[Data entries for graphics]

:::

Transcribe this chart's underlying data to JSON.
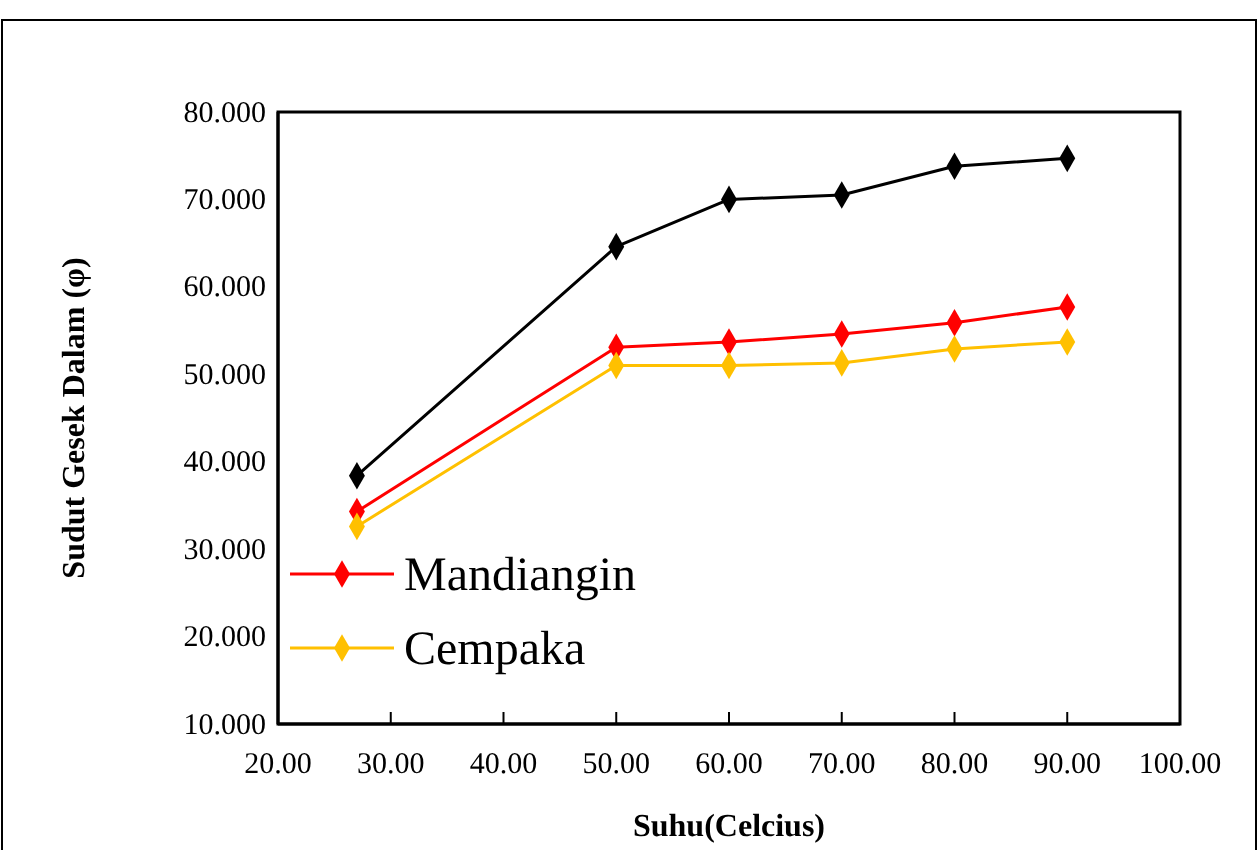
{
  "chart_data": {
    "type": "line",
    "xlabel": "Suhu(Celcius)",
    "ylabel": "Sudut Gesek Dalam (φ)",
    "x": [
      27,
      50,
      60,
      70,
      80,
      90
    ],
    "series": [
      {
        "color": "#000000",
        "values": [
          38.4,
          64.6,
          70.0,
          70.5,
          73.8,
          74.7
        ]
      },
      {
        "name": "Mandiangin",
        "color": "#ff0000",
        "values": [
          34.3,
          53.1,
          53.7,
          54.6,
          55.9,
          57.7
        ]
      },
      {
        "name": "Cempaka",
        "color": "#ffc000",
        "values": [
          32.6,
          51.0,
          51.0,
          51.3,
          52.9,
          53.7
        ]
      }
    ],
    "xlim": [
      20,
      100
    ],
    "xticks": [
      {
        "value": 20,
        "label": "20.00"
      },
      {
        "value": 30,
        "label": "30.00"
      },
      {
        "value": 40,
        "label": "40.00"
      },
      {
        "value": 50,
        "label": "50.00"
      },
      {
        "value": 60,
        "label": "60.00"
      },
      {
        "value": 70,
        "label": "70.00"
      },
      {
        "value": 80,
        "label": "80.00"
      },
      {
        "value": 90,
        "label": "90.00"
      },
      {
        "value": 100,
        "label": "100.00"
      }
    ],
    "ylim": [
      10,
      80
    ],
    "yticks": [
      {
        "value": 10,
        "label": "10.000"
      },
      {
        "value": 20,
        "label": "20.000"
      },
      {
        "value": 30,
        "label": "30.000"
      },
      {
        "value": 40,
        "label": "40.000"
      },
      {
        "value": 50,
        "label": "50.000"
      },
      {
        "value": 60,
        "label": "60.000"
      },
      {
        "value": 70,
        "label": "70.000"
      },
      {
        "value": 80,
        "label": "80.000"
      }
    ],
    "marker": "diamond",
    "legend": "bottom left",
    "grid": false
  }
}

:::

Each line of the material must be retyped exactly, except that images are omitted.

Transcribe this chart's underlying data to JSON.
{
  "chart_data": {
    "type": "line",
    "xlabel": "Suhu(Celcius)",
    "ylabel": "Sudut Gesek Dalam (φ)",
    "x": [
      27,
      50,
      60,
      70,
      80,
      90
    ],
    "series": [
      {
        "color": "#000000",
        "values": [
          38.4,
          64.6,
          70.0,
          70.5,
          73.8,
          74.7
        ]
      },
      {
        "name": "Mandiangin",
        "color": "#ff0000",
        "values": [
          34.3,
          53.1,
          53.7,
          54.6,
          55.9,
          57.7
        ]
      },
      {
        "name": "Cempaka",
        "color": "#ffc000",
        "values": [
          32.6,
          51.0,
          51.0,
          51.3,
          52.9,
          53.7
        ]
      }
    ],
    "xlim": [
      20,
      100
    ],
    "xticks": [
      {
        "value": 20,
        "label": "20.00"
      },
      {
        "value": 30,
        "label": "30.00"
      },
      {
        "value": 40,
        "label": "40.00"
      },
      {
        "value": 50,
        "label": "50.00"
      },
      {
        "value": 60,
        "label": "60.00"
      },
      {
        "value": 70,
        "label": "70.00"
      },
      {
        "value": 80,
        "label": "80.00"
      },
      {
        "value": 90,
        "label": "90.00"
      },
      {
        "value": 100,
        "label": "100.00"
      }
    ],
    "ylim": [
      10,
      80
    ],
    "yticks": [
      {
        "value": 10,
        "label": "10.000"
      },
      {
        "value": 20,
        "label": "20.000"
      },
      {
        "value": 30,
        "label": "30.000"
      },
      {
        "value": 40,
        "label": "40.000"
      },
      {
        "value": 50,
        "label": "50.000"
      },
      {
        "value": 60,
        "label": "60.000"
      },
      {
        "value": 70,
        "label": "70.000"
      },
      {
        "value": 80,
        "label": "80.000"
      }
    ],
    "marker": "diamond",
    "legend": "bottom left",
    "grid": false
  }
}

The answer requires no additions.